• SHORT EXERCISE
Give only the number of lines in the listing below where the string "Leverage" occurs.

• EXTRACTED RECORDS

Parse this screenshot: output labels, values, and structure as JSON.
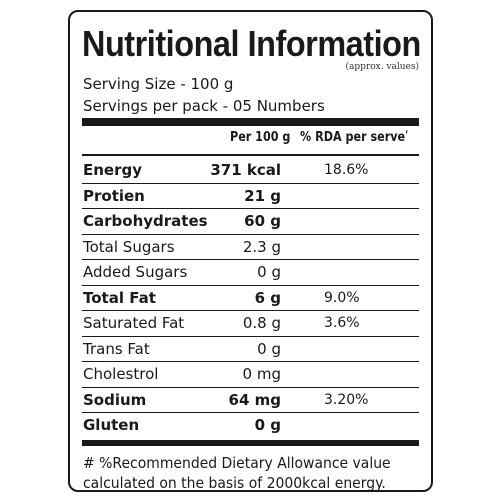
{
  "label": {
    "title": "Nutritional Information",
    "approx_note": "(approx. values)",
    "serving_size": "Serving Size - 100 g",
    "servings_per_pack": "Servings per pack - 05 Numbers",
    "columns": {
      "per_100g": "Per 100 g",
      "rda": "% RDA per serveʹ"
    },
    "rows": [
      {
        "name": "Energy",
        "value": "371 kcal",
        "rda": "18.6%",
        "bold": true
      },
      {
        "name": "Protien",
        "value": "21 g",
        "rda": "",
        "bold": true
      },
      {
        "name": "Carbohydrates",
        "value": "60 g",
        "rda": "",
        "bold": true
      },
      {
        "name": "Total Sugars",
        "value": "2.3 g",
        "rda": "",
        "bold": false
      },
      {
        "name": "Added Sugars",
        "value": "0 g",
        "rda": "",
        "bold": false
      },
      {
        "name": "Total Fat",
        "value": "6 g",
        "rda": "9.0%",
        "bold": true
      },
      {
        "name": "Saturated Fat",
        "value": "0.8 g",
        "rda": "3.6%",
        "bold": false
      },
      {
        "name": "Trans Fat",
        "value": "0 g",
        "rda": "",
        "bold": false
      },
      {
        "name": "Cholestrol",
        "value": "0 mg",
        "rda": "",
        "bold": false
      },
      {
        "name": "Sodium",
        "value": "64 mg",
        "rda": "3.20%",
        "bold": true
      },
      {
        "name": "Gluten",
        "value": "0 g",
        "rda": "",
        "bold": true
      }
    ],
    "footnote": "# %Recommended Dietary Allowance value calculated on the basis of 2000kcal energy."
  }
}
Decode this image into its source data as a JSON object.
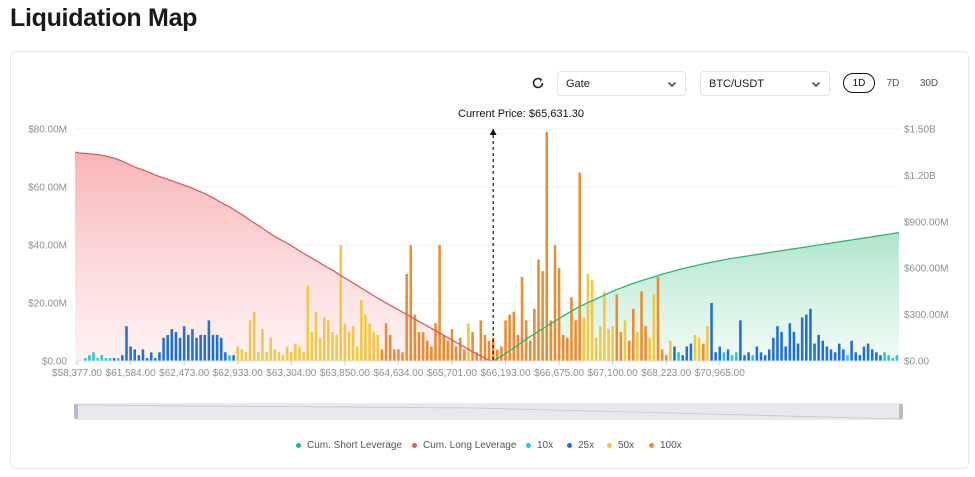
{
  "page": {
    "title": "Liquidation Map"
  },
  "toolbar": {
    "exchange_value": "Gate",
    "pair_value": "BTC/USDT",
    "ranges": [
      "1D",
      "7D",
      "30D"
    ],
    "active_range": "1D"
  },
  "colors": {
    "long": "#e25a5a",
    "short": "#2bb673",
    "x10": "#26c6da",
    "x25": "#1e6fd9",
    "x50": "#f2c744",
    "x100": "#ef8a2f",
    "grid": "#eef0f3",
    "axis_text": "#8a8f98"
  },
  "chart_data": {
    "type": "bar",
    "current_price_label": "Current Price: $65,631.30",
    "current_price_index": 101,
    "x_tick_labels": [
      "$58,377.00",
      "$61,584.00",
      "$62,473.00",
      "$62,933.00",
      "$63,304.00",
      "$63,850.00",
      "$64,634.00",
      "$65,701.00",
      "$66,193.00",
      "$66,675.00",
      "$67,100.00",
      "$68,223.00",
      "$70,965.00"
    ],
    "x_tick_indices": [
      0,
      13,
      26,
      39,
      52,
      65,
      78,
      91,
      104,
      117,
      130,
      143,
      156
    ],
    "left_axis": {
      "ticks": [
        "$0.00",
        "$20.00M",
        "$40.00M",
        "$60.00M",
        "$80.00M"
      ],
      "max": 80
    },
    "right_axis": {
      "ticks": [
        "$0.00",
        "$300.00M",
        "$600.00M",
        "$900.00M",
        "$1.20B",
        "$1.50B"
      ],
      "max": 1500
    },
    "legend": [
      {
        "name": "Cum. Short Leverage",
        "color": "#2bb673"
      },
      {
        "name": "Cum. Long Leverage",
        "color": "#e25a5a"
      },
      {
        "name": "10x",
        "color": "#26c6da"
      },
      {
        "name": "25x",
        "color": "#1e6fd9"
      },
      {
        "name": "50x",
        "color": "#f2c744"
      },
      {
        "name": "100x",
        "color": "#ef8a2f"
      }
    ],
    "bars": [
      [
        1,
        0
      ],
      [
        1,
        0
      ],
      [
        0,
        1
      ],
      [
        0,
        2
      ],
      [
        0,
        3
      ],
      [
        0,
        1
      ],
      [
        0,
        2
      ],
      [
        0,
        1
      ],
      [
        0,
        1
      ],
      [
        1,
        1
      ],
      [
        0,
        1
      ],
      [
        1,
        2
      ],
      [
        1,
        12
      ],
      [
        1,
        5
      ],
      [
        1,
        4
      ],
      [
        1,
        2
      ],
      [
        1,
        4
      ],
      [
        1,
        1
      ],
      [
        1,
        3
      ],
      [
        1,
        1
      ],
      [
        1,
        3
      ],
      [
        1,
        8
      ],
      [
        1,
        9
      ],
      [
        1,
        11
      ],
      [
        1,
        10
      ],
      [
        1,
        8
      ],
      [
        1,
        12
      ],
      [
        1,
        9
      ],
      [
        1,
        11
      ],
      [
        1,
        8
      ],
      [
        1,
        9
      ],
      [
        1,
        9
      ],
      [
        1,
        14
      ],
      [
        1,
        9
      ],
      [
        1,
        9
      ],
      [
        1,
        8
      ],
      [
        1,
        3
      ],
      [
        0,
        2
      ],
      [
        1,
        2
      ],
      [
        2,
        5
      ],
      [
        2,
        4
      ],
      [
        2,
        3
      ],
      [
        2,
        14
      ],
      [
        2,
        17
      ],
      [
        2,
        3
      ],
      [
        2,
        11
      ],
      [
        2,
        3
      ],
      [
        2,
        8
      ],
      [
        2,
        4
      ],
      [
        2,
        3
      ],
      [
        2,
        2
      ],
      [
        2,
        5
      ],
      [
        2,
        3
      ],
      [
        2,
        6
      ],
      [
        2,
        5
      ],
      [
        2,
        3
      ],
      [
        2,
        26
      ],
      [
        2,
        10
      ],
      [
        2,
        17
      ],
      [
        2,
        8
      ],
      [
        2,
        15
      ],
      [
        2,
        14
      ],
      [
        2,
        10
      ],
      [
        2,
        9
      ],
      [
        2,
        40
      ],
      [
        2,
        13
      ],
      [
        2,
        10
      ],
      [
        2,
        12
      ],
      [
        2,
        5
      ],
      [
        2,
        21
      ],
      [
        2,
        16
      ],
      [
        2,
        13
      ],
      [
        2,
        10
      ],
      [
        2,
        9
      ],
      [
        3,
        4
      ],
      [
        3,
        13
      ],
      [
        3,
        9
      ],
      [
        3,
        4
      ],
      [
        3,
        4
      ],
      [
        3,
        3
      ],
      [
        3,
        30
      ],
      [
        3,
        40
      ],
      [
        3,
        16
      ],
      [
        3,
        10
      ],
      [
        3,
        10
      ],
      [
        3,
        7
      ],
      [
        3,
        5
      ],
      [
        3,
        13
      ],
      [
        3,
        40
      ],
      [
        3,
        9
      ],
      [
        3,
        7
      ],
      [
        3,
        11
      ],
      [
        3,
        5
      ],
      [
        3,
        8
      ],
      [
        3,
        4
      ],
      [
        2,
        13
      ],
      [
        3,
        10
      ],
      [
        3,
        3
      ],
      [
        3,
        14
      ],
      [
        3,
        9
      ],
      [
        3,
        7
      ],
      [
        3,
        8
      ],
      [
        3,
        4
      ],
      [
        3,
        5
      ],
      [
        3,
        14
      ],
      [
        3,
        16
      ],
      [
        3,
        17
      ],
      [
        3,
        9
      ],
      [
        3,
        29
      ],
      [
        3,
        14
      ],
      [
        3,
        7
      ],
      [
        3,
        18
      ],
      [
        3,
        35
      ],
      [
        3,
        31
      ],
      [
        3,
        79
      ],
      [
        3,
        14
      ],
      [
        3,
        40
      ],
      [
        3,
        32
      ],
      [
        3,
        9
      ],
      [
        3,
        8
      ],
      [
        3,
        22
      ],
      [
        3,
        14
      ],
      [
        3,
        65
      ],
      [
        2,
        15
      ],
      [
        2,
        30
      ],
      [
        2,
        28
      ],
      [
        2,
        8
      ],
      [
        2,
        12
      ],
      [
        2,
        24
      ],
      [
        2,
        11
      ],
      [
        2,
        12
      ],
      [
        3,
        23
      ],
      [
        3,
        10
      ],
      [
        2,
        14
      ],
      [
        3,
        7
      ],
      [
        3,
        18
      ],
      [
        2,
        10
      ],
      [
        3,
        24
      ],
      [
        3,
        12
      ],
      [
        2,
        8
      ],
      [
        2,
        23
      ],
      [
        3,
        29
      ],
      [
        3,
        4
      ],
      [
        3,
        2
      ],
      [
        2,
        7
      ],
      [
        1,
        5
      ],
      [
        0,
        3
      ],
      [
        1,
        2
      ],
      [
        1,
        5
      ],
      [
        1,
        6
      ],
      [
        2,
        9
      ],
      [
        2,
        8
      ],
      [
        3,
        6
      ],
      [
        2,
        12
      ],
      [
        1,
        20
      ],
      [
        1,
        3
      ],
      [
        1,
        5
      ],
      [
        0,
        3
      ],
      [
        1,
        4
      ],
      [
        0,
        2
      ],
      [
        0,
        3
      ],
      [
        1,
        14
      ],
      [
        1,
        2
      ],
      [
        1,
        3
      ],
      [
        0,
        2
      ],
      [
        1,
        5
      ],
      [
        1,
        3
      ],
      [
        1,
        2
      ],
      [
        1,
        4
      ],
      [
        1,
        8
      ],
      [
        1,
        12
      ],
      [
        1,
        10
      ],
      [
        1,
        5
      ],
      [
        1,
        13
      ],
      [
        1,
        10
      ],
      [
        1,
        6
      ],
      [
        1,
        15
      ],
      [
        1,
        16
      ],
      [
        1,
        18
      ],
      [
        1,
        6
      ],
      [
        1,
        9
      ],
      [
        1,
        7
      ],
      [
        1,
        5
      ],
      [
        1,
        4
      ],
      [
        1,
        3
      ],
      [
        1,
        6
      ],
      [
        1,
        4
      ],
      [
        0,
        2
      ],
      [
        1,
        7
      ],
      [
        1,
        3
      ],
      [
        1,
        2
      ],
      [
        1,
        5
      ],
      [
        1,
        6
      ],
      [
        1,
        4
      ],
      [
        1,
        3
      ],
      [
        1,
        2
      ],
      [
        0,
        3
      ],
      [
        0,
        2
      ],
      [
        0,
        1
      ],
      [
        0,
        2
      ]
    ],
    "cum_long": [
      1350,
      1345,
      1343,
      1340,
      1338,
      1335,
      1330,
      1325,
      1318,
      1310,
      1300,
      1288,
      1275,
      1262,
      1250,
      1240,
      1230,
      1218,
      1205,
      1195,
      1185,
      1175,
      1165,
      1155,
      1145,
      1135,
      1125,
      1112,
      1100,
      1088,
      1075,
      1060,
      1045,
      1028,
      1012,
      998,
      980,
      963,
      945,
      925,
      905,
      888,
      870,
      850,
      830,
      812,
      795,
      780,
      765,
      748,
      730,
      712,
      695,
      678,
      662,
      645,
      628,
      611,
      595,
      578,
      560,
      542,
      525,
      508,
      490,
      472,
      455,
      438,
      420,
      403,
      386,
      370,
      354,
      338,
      322,
      306,
      290,
      274,
      258,
      242,
      226,
      210,
      194,
      178,
      162,
      146,
      130,
      114,
      98,
      82,
      66,
      50,
      34,
      18,
      6,
      0
    ],
    "cum_short": [
      0,
      15,
      30,
      48,
      65,
      82,
      100,
      118,
      136,
      155,
      172,
      188,
      204,
      220,
      236,
      252,
      268,
      284,
      300,
      315,
      330,
      345,
      358,
      370,
      382,
      394,
      406,
      418,
      430,
      442,
      453,
      464,
      474,
      484,
      494,
      503,
      512,
      520,
      528,
      536,
      544,
      552,
      560,
      568,
      575,
      582,
      589,
      596,
      602,
      608,
      614,
      620,
      626,
      632,
      637,
      642,
      647,
      652,
      657,
      662,
      666,
      670,
      674,
      678,
      682,
      686,
      690,
      694,
      698,
      702,
      706,
      710,
      714,
      718,
      722,
      726,
      730,
      734,
      738,
      742,
      746,
      750,
      754,
      758,
      762,
      766,
      770,
      774,
      778,
      782,
      786,
      790,
      794,
      798,
      802,
      806,
      810,
      814,
      818,
      822,
      826,
      830
    ]
  }
}
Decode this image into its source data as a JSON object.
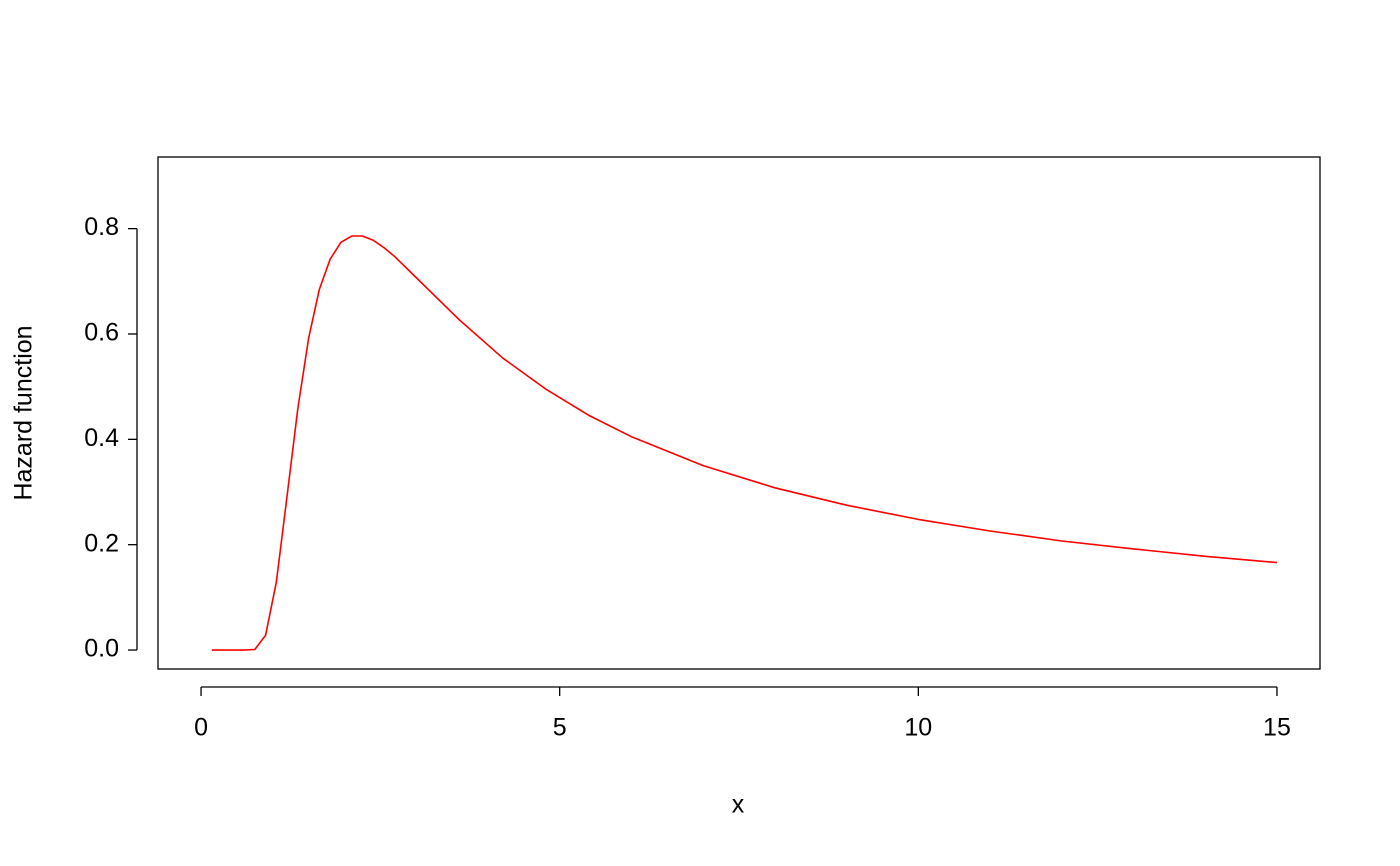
{
  "chart_data": {
    "type": "line",
    "x_label": "x",
    "y_label": "Hazard function",
    "x": [
      0.15,
      0.3,
      0.45,
      0.6,
      0.75,
      0.9,
      1.05,
      1.2,
      1.35,
      1.5,
      1.65,
      1.8,
      1.95,
      2.1,
      2.25,
      2.4,
      2.55,
      2.7,
      3.0,
      3.6,
      4.2,
      4.8,
      5.4,
      6,
      7,
      8,
      9,
      10,
      11,
      12,
      13,
      14,
      15
    ],
    "series": [
      {
        "color": "#ff0000",
        "values": [
          0,
          0,
          0,
          0,
          0.001,
          0.028,
          0.129,
          0.293,
          0.459,
          0.592,
          0.685,
          0.742,
          0.774,
          0.786,
          0.786,
          0.778,
          0.764,
          0.747,
          0.707,
          0.627,
          0.555,
          0.496,
          0.446,
          0.405,
          0.35,
          0.308,
          0.275,
          0.248,
          0.226,
          0.207,
          0.192,
          0.178,
          0.166
        ]
      }
    ],
    "xlim": [
      -0.6,
      15.6
    ],
    "ylim": [
      -0.036,
      0.936
    ],
    "xticks": [
      0,
      5,
      10,
      15
    ],
    "yticks": [
      {
        "value": 0,
        "label": "0.0"
      },
      0.2,
      0.4,
      0.6,
      0.8
    ],
    "grid": false
  }
}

• SOLUTION TO THIS TASK
2